WRITTEN PROBLEM: Copy out the lines that include the word "this".

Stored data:

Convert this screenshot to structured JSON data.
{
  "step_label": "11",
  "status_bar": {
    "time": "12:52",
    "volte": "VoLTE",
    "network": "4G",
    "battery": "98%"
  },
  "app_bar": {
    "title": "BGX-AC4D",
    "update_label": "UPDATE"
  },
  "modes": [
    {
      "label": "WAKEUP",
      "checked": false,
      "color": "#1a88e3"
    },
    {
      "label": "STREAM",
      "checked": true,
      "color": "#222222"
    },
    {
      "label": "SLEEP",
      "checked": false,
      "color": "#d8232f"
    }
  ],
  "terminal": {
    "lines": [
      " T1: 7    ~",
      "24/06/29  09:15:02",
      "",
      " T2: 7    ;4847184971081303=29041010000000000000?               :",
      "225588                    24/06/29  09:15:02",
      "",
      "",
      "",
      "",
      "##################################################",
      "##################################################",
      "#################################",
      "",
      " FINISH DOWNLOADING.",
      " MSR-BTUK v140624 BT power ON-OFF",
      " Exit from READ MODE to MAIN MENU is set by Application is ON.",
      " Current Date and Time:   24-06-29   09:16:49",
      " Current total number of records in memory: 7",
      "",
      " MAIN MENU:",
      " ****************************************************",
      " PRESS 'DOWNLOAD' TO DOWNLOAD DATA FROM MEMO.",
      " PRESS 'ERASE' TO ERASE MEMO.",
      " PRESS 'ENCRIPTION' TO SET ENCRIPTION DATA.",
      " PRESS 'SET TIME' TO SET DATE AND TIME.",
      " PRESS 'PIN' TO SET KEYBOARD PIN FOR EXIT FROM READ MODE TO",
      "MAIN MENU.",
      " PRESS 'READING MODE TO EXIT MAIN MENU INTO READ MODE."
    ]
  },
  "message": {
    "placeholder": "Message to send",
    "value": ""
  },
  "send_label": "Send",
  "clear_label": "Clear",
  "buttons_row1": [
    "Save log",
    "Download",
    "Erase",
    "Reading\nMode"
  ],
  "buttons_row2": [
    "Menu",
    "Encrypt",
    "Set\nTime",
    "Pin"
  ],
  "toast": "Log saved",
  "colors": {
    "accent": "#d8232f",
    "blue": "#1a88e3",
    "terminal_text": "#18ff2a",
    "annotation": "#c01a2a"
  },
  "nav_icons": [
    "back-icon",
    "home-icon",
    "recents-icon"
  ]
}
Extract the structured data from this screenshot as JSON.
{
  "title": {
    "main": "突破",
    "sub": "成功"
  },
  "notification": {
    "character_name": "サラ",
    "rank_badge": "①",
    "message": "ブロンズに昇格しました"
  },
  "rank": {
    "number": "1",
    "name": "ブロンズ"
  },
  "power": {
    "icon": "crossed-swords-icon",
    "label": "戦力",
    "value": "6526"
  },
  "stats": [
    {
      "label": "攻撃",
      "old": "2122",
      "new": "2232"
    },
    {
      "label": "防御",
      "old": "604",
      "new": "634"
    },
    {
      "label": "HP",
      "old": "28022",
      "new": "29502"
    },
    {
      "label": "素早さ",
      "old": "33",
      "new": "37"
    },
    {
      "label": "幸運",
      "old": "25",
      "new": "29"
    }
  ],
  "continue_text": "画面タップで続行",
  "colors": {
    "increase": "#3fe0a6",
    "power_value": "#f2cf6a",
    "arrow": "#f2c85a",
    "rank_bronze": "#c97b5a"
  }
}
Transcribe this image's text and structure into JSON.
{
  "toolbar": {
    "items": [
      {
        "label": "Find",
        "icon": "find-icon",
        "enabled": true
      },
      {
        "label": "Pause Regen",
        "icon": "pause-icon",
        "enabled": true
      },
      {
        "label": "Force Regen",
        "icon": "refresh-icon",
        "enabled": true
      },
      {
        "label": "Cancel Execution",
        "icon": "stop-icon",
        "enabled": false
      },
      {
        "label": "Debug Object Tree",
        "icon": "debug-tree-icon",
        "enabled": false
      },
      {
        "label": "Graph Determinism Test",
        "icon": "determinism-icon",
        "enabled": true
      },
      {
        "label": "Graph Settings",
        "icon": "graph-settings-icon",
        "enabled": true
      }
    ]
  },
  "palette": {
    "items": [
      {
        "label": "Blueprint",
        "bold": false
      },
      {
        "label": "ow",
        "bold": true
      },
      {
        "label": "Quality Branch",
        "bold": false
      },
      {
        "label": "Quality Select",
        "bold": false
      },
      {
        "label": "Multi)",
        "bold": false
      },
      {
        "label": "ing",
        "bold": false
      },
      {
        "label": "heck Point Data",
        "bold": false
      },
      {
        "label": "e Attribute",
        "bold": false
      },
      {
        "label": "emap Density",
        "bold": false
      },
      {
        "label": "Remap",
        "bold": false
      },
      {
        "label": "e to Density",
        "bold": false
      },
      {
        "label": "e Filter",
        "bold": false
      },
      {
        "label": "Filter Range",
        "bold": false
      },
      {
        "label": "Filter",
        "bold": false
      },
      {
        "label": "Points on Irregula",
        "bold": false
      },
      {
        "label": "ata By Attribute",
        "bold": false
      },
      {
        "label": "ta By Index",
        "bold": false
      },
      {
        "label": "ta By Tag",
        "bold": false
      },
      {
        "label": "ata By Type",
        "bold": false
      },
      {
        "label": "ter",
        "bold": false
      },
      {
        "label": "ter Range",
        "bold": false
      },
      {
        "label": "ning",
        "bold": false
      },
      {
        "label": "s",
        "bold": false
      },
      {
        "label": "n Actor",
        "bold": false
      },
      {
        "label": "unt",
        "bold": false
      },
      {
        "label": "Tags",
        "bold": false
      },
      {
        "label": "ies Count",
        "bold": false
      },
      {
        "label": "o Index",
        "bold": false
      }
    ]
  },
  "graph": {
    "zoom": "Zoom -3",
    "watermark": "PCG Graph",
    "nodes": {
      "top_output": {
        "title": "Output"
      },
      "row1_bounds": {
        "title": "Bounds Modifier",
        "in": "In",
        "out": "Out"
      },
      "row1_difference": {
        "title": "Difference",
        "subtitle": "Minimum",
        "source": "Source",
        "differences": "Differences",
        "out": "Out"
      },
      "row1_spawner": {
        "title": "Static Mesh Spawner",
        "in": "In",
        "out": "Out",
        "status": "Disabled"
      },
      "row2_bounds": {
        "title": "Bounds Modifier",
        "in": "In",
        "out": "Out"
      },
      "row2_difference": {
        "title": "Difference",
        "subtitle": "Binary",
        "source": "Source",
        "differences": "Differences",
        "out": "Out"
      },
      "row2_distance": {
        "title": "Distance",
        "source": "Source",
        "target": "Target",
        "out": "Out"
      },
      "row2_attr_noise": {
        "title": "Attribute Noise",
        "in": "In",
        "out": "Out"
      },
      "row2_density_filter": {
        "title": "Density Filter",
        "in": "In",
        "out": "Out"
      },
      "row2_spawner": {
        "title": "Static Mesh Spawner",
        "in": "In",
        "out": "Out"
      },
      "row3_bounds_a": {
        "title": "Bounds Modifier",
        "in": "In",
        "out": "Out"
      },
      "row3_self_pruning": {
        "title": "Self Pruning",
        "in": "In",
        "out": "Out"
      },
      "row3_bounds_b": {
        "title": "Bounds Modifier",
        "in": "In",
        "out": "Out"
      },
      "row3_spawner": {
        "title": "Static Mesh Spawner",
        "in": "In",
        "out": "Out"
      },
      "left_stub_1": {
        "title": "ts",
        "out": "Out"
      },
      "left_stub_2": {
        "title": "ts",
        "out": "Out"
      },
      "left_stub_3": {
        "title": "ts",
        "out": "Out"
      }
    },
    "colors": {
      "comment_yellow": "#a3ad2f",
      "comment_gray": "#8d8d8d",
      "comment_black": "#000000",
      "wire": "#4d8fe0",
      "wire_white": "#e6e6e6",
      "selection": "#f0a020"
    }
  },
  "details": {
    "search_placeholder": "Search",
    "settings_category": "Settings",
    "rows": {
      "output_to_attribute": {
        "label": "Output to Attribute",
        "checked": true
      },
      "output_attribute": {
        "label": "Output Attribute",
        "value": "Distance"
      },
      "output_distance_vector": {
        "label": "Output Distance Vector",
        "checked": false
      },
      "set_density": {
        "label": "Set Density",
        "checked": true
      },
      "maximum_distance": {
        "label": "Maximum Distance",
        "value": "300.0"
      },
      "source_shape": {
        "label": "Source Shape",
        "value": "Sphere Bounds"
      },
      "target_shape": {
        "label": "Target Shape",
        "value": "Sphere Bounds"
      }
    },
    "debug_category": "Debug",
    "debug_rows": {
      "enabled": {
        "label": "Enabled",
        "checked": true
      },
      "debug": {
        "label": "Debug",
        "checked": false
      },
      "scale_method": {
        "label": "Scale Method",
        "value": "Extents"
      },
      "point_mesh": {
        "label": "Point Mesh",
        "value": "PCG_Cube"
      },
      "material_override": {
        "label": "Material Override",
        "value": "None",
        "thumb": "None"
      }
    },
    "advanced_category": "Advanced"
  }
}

EXERCISE SOLUTION:
Convert this screenshot to structured JSON data.
Extract the structured data from this screenshot as JSON.
Transcribe this image's text and structure into JSON.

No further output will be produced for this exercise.